[Request] Your task is to locate every line holding the string "JSON" and to copy each of them.

━━━━━ Materials provided ━━━━━

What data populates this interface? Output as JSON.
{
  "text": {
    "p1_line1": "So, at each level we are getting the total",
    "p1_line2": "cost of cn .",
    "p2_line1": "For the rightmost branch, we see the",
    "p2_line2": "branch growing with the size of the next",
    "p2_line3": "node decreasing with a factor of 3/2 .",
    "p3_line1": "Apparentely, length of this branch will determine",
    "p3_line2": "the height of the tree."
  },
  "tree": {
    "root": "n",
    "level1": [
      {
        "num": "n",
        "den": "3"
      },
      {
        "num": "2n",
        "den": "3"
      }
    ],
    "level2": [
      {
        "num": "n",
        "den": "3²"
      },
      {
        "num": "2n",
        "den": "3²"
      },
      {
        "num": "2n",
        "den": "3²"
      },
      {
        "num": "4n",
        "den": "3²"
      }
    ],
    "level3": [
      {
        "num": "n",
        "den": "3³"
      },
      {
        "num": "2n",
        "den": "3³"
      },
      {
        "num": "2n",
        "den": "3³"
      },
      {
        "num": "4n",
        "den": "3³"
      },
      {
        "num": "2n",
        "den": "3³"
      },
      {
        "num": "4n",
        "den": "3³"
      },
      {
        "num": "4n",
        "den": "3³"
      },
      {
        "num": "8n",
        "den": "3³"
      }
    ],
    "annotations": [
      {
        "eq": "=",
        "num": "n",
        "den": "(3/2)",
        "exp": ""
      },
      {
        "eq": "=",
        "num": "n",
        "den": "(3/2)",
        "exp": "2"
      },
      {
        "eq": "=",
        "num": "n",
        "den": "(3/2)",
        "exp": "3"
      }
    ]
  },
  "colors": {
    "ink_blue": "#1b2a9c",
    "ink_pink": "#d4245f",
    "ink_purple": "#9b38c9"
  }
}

━━━━━
━━━━━ Materials provided ━━━━━

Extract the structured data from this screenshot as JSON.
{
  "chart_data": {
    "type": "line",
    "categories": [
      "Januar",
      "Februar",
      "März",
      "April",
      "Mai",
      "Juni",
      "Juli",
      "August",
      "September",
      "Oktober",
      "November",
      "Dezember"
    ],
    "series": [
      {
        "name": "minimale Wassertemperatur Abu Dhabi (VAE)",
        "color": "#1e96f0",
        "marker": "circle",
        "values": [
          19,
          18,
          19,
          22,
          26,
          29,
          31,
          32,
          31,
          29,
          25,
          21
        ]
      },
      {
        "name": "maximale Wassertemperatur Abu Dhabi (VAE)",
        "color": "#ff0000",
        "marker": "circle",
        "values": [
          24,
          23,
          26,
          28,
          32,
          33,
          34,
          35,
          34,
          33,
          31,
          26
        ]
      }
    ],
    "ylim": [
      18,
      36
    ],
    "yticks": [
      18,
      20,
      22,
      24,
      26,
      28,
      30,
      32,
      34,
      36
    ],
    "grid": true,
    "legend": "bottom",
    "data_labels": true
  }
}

━━━━━
━━━━━ Materials provided ━━━━━

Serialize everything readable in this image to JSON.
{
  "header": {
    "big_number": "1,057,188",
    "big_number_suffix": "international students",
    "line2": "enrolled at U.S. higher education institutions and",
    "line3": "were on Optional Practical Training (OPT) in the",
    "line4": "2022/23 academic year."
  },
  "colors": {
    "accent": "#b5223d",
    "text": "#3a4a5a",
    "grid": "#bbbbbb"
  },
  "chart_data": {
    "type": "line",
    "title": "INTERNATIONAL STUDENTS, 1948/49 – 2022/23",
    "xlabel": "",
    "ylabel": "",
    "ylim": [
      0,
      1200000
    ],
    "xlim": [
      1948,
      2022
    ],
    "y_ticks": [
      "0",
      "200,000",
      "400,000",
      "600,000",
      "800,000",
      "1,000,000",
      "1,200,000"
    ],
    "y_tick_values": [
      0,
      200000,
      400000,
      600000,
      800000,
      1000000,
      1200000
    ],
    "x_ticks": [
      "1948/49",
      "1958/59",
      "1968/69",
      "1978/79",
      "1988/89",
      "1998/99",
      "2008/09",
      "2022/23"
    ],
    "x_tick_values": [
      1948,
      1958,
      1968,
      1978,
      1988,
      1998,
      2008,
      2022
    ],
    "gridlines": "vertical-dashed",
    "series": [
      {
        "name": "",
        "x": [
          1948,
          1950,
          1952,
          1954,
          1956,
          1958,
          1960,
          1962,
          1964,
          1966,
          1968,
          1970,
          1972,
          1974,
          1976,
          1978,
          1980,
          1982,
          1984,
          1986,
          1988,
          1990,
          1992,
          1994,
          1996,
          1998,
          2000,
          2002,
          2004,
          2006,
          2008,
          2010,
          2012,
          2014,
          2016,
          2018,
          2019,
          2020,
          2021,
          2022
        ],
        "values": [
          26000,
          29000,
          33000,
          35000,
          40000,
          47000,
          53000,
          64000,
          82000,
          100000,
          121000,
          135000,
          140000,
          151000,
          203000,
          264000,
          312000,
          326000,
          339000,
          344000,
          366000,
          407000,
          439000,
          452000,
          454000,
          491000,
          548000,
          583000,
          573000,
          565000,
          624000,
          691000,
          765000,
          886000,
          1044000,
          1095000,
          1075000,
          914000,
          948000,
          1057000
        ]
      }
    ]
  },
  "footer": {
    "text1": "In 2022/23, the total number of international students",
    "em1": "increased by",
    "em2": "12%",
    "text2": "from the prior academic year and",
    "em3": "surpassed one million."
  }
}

━━━━━

[Final answer]
What data populates this interface? Output as JSON.
Extract the structured data from this screenshot as JSON.
Serialize everything readable in this image to JSON.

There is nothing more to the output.